--- BEGIN Dataset entries ---

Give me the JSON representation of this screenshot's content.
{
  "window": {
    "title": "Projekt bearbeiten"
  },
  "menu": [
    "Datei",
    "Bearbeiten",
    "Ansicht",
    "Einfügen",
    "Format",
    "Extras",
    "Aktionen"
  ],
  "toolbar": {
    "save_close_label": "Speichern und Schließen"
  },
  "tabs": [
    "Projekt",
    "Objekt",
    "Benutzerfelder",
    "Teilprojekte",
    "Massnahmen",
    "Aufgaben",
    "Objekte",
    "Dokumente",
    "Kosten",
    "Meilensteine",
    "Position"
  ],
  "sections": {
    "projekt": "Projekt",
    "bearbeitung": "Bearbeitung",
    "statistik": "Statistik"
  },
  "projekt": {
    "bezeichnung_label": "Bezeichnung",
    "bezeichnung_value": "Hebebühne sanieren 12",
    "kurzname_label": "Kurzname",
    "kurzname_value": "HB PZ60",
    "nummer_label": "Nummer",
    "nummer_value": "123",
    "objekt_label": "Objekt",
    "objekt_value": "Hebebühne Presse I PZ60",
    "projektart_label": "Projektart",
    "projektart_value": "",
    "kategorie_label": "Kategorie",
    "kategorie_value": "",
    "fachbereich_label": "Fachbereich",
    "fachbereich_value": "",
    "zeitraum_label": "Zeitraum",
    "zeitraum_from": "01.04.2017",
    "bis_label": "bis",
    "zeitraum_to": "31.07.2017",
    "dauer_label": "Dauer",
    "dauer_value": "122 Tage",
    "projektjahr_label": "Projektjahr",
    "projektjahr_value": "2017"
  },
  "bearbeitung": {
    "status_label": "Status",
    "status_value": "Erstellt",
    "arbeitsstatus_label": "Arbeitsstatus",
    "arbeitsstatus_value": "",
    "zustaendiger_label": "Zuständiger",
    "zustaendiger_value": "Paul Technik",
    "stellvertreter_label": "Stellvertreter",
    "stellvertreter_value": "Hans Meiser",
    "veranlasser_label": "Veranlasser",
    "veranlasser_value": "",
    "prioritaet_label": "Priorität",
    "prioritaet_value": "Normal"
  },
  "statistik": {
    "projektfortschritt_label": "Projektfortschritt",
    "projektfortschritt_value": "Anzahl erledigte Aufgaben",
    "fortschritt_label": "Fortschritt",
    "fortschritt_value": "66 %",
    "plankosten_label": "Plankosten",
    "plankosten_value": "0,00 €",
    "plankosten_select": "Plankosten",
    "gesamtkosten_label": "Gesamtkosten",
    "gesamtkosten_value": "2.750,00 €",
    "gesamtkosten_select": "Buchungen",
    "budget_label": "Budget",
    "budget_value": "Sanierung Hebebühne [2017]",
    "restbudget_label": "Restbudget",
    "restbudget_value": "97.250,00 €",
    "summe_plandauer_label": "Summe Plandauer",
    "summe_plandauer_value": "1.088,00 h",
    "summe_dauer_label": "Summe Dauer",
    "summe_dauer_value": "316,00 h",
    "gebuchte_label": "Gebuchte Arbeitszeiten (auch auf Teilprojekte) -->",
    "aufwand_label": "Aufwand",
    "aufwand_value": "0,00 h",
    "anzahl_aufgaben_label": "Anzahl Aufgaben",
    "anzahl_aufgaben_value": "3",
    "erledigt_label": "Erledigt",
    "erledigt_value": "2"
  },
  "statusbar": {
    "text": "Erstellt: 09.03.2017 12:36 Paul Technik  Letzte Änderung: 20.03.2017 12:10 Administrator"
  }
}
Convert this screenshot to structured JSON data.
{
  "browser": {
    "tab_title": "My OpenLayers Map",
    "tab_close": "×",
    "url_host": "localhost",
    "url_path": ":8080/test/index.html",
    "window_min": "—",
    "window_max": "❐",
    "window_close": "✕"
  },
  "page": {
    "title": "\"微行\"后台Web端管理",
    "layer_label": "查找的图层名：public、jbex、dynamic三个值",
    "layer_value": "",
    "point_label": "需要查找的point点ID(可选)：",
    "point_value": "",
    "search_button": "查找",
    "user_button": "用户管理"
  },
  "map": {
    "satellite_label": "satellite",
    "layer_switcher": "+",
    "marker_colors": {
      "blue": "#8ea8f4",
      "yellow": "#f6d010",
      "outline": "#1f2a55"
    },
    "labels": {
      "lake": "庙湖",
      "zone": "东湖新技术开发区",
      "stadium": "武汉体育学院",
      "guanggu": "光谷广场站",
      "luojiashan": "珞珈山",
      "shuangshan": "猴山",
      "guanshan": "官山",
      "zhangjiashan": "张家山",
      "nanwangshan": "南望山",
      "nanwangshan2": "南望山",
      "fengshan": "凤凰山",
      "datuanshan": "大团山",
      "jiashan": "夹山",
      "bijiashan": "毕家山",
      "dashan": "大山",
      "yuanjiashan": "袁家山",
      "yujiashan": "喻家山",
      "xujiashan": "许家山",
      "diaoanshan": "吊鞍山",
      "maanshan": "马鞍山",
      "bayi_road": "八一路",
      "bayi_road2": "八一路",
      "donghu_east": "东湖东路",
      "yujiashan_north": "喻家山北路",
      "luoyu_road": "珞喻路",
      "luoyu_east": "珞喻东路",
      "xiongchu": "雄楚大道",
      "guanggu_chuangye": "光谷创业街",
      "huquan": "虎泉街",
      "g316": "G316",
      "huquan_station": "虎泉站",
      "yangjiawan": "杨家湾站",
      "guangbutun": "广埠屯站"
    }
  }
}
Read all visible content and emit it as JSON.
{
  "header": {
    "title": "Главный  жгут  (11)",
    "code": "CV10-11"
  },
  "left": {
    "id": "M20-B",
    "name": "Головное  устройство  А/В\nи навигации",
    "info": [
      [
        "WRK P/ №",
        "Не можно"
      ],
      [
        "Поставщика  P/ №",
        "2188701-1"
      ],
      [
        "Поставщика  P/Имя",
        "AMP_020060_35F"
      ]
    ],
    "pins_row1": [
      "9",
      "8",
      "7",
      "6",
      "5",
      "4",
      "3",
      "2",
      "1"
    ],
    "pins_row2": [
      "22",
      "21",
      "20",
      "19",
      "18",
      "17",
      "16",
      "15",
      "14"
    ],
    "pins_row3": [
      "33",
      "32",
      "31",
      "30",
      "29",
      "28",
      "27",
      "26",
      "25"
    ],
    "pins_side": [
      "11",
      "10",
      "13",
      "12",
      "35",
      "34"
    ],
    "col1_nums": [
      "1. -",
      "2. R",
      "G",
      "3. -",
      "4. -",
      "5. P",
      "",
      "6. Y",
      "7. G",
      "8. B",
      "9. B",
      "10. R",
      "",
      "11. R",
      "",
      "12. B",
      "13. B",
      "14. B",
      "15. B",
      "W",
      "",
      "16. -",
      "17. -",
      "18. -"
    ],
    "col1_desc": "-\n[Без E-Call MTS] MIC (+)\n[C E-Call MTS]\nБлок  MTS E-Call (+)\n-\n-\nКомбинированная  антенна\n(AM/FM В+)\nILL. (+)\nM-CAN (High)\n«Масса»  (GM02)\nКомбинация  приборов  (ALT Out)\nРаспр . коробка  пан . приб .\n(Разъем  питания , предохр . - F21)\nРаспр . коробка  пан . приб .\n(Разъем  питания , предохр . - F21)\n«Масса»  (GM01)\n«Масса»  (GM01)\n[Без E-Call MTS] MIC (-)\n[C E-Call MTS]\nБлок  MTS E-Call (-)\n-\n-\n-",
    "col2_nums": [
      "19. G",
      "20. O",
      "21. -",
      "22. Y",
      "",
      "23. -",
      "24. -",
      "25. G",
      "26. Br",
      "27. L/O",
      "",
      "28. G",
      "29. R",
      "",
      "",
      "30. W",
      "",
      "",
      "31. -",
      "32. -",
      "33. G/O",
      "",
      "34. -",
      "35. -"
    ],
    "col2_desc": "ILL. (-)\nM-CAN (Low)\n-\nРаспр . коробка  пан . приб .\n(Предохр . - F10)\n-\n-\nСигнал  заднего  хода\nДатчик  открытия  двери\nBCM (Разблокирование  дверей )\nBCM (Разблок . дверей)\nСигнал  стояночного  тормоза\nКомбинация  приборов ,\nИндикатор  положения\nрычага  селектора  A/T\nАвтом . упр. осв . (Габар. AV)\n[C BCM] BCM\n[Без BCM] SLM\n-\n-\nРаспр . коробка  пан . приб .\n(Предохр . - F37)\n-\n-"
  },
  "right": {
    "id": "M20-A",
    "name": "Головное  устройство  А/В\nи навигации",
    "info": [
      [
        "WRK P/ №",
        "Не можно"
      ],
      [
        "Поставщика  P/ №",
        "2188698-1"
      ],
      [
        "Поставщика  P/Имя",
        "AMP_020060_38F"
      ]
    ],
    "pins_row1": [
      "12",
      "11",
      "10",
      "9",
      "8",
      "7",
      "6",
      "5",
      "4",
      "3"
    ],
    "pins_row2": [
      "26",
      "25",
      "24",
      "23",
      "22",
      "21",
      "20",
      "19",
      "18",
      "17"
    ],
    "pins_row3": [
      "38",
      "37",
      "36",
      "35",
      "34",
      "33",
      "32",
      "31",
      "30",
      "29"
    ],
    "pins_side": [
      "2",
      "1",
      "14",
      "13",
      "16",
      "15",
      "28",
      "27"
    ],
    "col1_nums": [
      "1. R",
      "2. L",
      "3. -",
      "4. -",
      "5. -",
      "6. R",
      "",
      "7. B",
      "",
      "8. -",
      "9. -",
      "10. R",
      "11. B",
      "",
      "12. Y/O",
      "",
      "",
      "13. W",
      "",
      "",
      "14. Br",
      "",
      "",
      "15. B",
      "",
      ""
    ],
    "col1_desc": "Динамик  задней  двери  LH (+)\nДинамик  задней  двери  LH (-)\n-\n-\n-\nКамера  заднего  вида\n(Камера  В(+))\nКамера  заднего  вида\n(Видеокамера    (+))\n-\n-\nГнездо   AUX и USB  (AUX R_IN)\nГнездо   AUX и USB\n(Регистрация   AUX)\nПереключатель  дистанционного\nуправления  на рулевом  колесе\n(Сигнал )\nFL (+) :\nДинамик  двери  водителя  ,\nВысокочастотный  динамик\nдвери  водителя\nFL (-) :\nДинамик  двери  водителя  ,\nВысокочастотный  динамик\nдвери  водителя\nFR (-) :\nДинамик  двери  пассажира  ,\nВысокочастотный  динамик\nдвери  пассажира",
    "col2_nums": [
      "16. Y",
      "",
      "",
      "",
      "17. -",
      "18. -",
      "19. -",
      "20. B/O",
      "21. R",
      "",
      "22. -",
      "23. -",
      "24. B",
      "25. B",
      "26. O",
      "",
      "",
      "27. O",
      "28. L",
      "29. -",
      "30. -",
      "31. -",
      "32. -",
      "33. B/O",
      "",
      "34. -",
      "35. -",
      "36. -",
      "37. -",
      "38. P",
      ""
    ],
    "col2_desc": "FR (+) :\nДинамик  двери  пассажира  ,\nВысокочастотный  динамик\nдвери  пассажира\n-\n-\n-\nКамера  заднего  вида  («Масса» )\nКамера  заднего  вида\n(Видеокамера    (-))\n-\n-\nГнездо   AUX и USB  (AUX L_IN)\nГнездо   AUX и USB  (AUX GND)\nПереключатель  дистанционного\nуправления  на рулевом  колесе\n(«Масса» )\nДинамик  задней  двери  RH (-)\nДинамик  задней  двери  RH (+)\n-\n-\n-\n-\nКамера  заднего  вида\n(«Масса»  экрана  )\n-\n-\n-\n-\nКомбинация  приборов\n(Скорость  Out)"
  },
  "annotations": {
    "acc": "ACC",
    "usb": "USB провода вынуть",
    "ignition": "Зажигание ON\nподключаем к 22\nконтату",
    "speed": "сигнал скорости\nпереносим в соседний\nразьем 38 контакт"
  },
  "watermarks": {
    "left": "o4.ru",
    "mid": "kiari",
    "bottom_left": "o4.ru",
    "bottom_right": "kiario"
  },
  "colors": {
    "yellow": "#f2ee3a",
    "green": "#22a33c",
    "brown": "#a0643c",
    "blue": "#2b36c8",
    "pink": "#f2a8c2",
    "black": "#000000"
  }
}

--- END Dataset entries ---

Pick out each line containing "nРаспр" and report it.

▶ **Reply**:
    "col1_desc": "-\n[Без E-Call MTS] MIC (+)\n[C E-Call MTS]\nБлок  MTS E-Call (+)\n-\n-\nКомбинированная  антенна\n(AM/FM В+)\nILL. (+)\nM-CAN (High)\n«Масса»  (GM02)\nКомбинация  приборов  (ALT Out)\nРаспр . коробка  пан . приб .\n(Разъем  питания , предохр . - F21)\nРаспр . коробка  пан . приб .\n(Разъем  питания , предохр . - F21)\n«Масса»  (GM01)\n«Масса»  (GM01)\n[Без E-Call MTS] MIC (-)\n[C E-Call MTS]\nБлок  MTS E-Call (-)\n-\n-\n-",
    "col2_desc": "ILL. (-)\nM-CAN (Low)\n-\nРаспр . коробка  пан . приб .\n(Предохр . - F10)\n-\n-\nСигнал  заднего  хода\nДатчик  открытия  двери\nBCM (Разблокирование  дверей )\nBCM (Разблок . дверей)\nСигнал  стояночного  тормоза\nКомбинация  приборов ,\nИндикатор  положения\nрычага  селектора  A/T\nАвтом . упр. осв . (Габар. AV)\n[C BCM] BCM\n[Без BCM] SLM\n-\n-\nРаспр . коробка  пан . приб .\n(Предохр . - F37)\n-\n-"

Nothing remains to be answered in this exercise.